Transcribe the data in full and exactly, omitting any pictures.

▶ [Data excerpts]
======
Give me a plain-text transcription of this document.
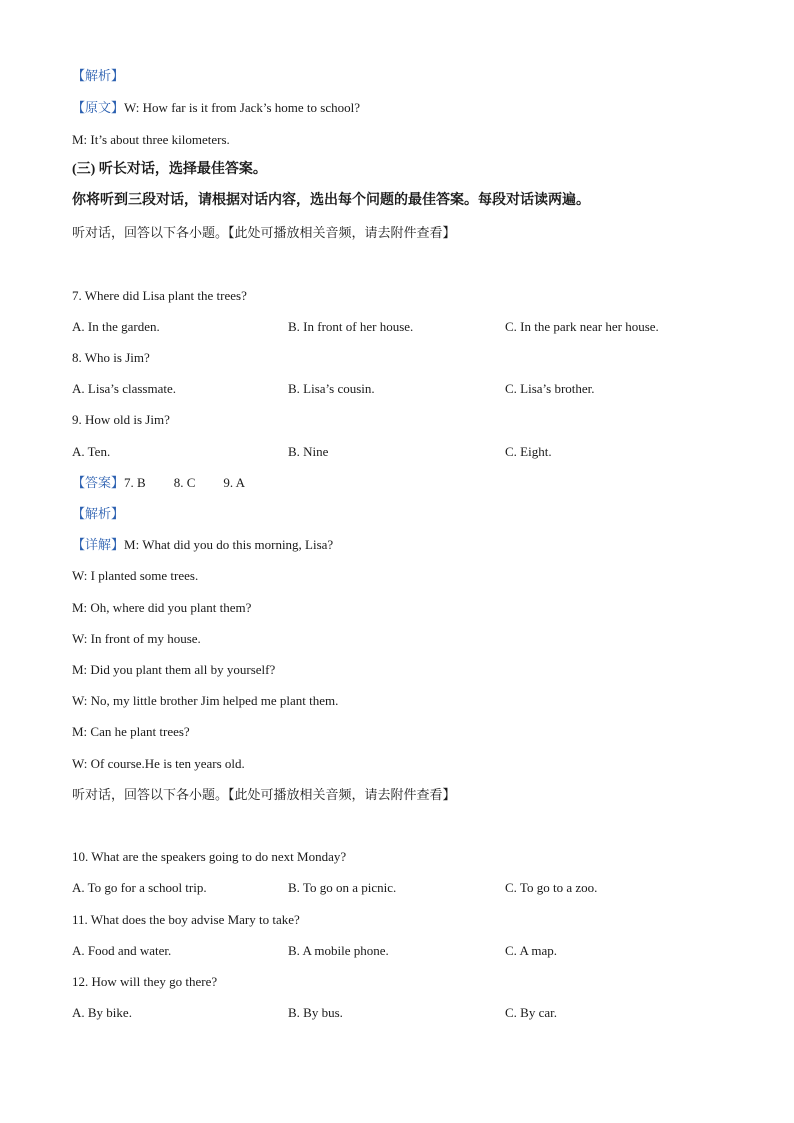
【解析】
【原文】W: How far is it from Jack’s home to school?
M: It’s about three kilometers.
(三) 听长对话，选择最佳答案。
你将听到三段对话，请根据对话内容，选出每个问题的最佳答案。每段对话读两遍。
听对话，回答以下各小题。【此处可播放相关音频，请去附件查看】
7. Where did Lisa plant the trees?
A. In the garden.	B. In front of her house.	C. In the park near her house.
8. Who is Jim?
A. Lisa’s classmate.	B. Lisa’s cousin.	C. Lisa’s brother.
9. How old is Jim?
A. Ten.	B. Nine	C. Eight.
【答案】7. B 8. C 9. A
【解析】
【详解】M: What did you do this morning, Lisa?
W: I planted some trees.
M: Oh, where did you plant them?
W: In front of my house.
M: Did you plant them all by yourself?
W: No, my little brother Jim helped me plant them.
M: Can he plant trees?
W: Of course.He is ten years old.
听对话，回答以下各小题。【此处可播放相关音频，请去附件查看】
10. What are the speakers going to do next Monday?
A. To go for a school trip.	B. To go on a picnic.	C. To go to a zoo.
11. What does the boy advise Mary to take?
A. Food and water.	B. A mobile phone.	C. A map.
12. How will they go there?
A. By bike.	B. By bus.	C. By car.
======
▶ [SOLUTION TO THIS EXERCISE]
Give me a plain-text transcription of this document.
【解析】
【原文】W: How far is it from Jack’s home to school?
M: It’s about three kilometers.
(三) 听长对话，选择最佳答案。
你将听到三段对话，请根据对话内容，选出每个问题的最佳答案。每段对话读两遍。
听对话，回答以下各小题。【此处可播放相关音频，请去附件查看】
7. Where did Lisa plant the trees?
A. In the garden.	B. In front of her house.	C. In the park near her house.
8. Who is Jim?
A. Lisa’s classmate.	B. Lisa’s cousin.	C. Lisa’s brother.
9. How old is Jim?
A. Ten.	B. Nine	C. Eight.
【答案】7. B 8. C 9. A
【解析】
【详解】M: What did you do this morning, Lisa?
W: I planted some trees.
M: Oh, where did you plant them?
W: In front of my house.
M: Did you plant them all by yourself?
W: No, my little brother Jim helped me plant them.
M: Can he plant trees?
W: Of course.He is ten years old.
听对话，回答以下各小题。【此处可播放相关音频，请去附件查看】
10. What are the speakers going to do next Monday?
A. To go for a school trip.	B. To go on a picnic.	C. To go to a zoo.
11. What does the boy advise Mary to take?
A. Food and water.	B. A mobile phone.	C. A map.
12. How will they go there?
A. By bike.	B. By bus.	C. By car.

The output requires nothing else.